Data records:
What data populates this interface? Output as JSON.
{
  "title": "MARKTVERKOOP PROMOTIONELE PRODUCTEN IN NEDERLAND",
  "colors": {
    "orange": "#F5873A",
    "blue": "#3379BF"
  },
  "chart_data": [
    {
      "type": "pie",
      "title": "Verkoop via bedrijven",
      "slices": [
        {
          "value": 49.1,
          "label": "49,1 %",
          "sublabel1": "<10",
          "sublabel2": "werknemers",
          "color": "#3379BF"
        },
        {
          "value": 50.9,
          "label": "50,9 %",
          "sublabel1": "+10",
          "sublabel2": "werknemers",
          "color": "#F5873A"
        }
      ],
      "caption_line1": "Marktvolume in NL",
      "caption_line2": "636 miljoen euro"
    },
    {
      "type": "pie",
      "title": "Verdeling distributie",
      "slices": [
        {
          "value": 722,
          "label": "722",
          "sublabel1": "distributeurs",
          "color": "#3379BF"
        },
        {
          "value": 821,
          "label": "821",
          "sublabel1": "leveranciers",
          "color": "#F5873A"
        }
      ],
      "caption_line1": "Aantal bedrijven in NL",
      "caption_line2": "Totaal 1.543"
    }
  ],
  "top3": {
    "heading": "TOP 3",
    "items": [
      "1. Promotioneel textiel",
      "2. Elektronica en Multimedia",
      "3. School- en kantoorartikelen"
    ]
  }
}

## DIRECTIONS FOR THIS TASK
Go through the material and copy out every line with "value" in it.

## TASK RESPONSE
          "value": 49.1,
          "value": 50.9,
          "value": 722,
          "value": 821,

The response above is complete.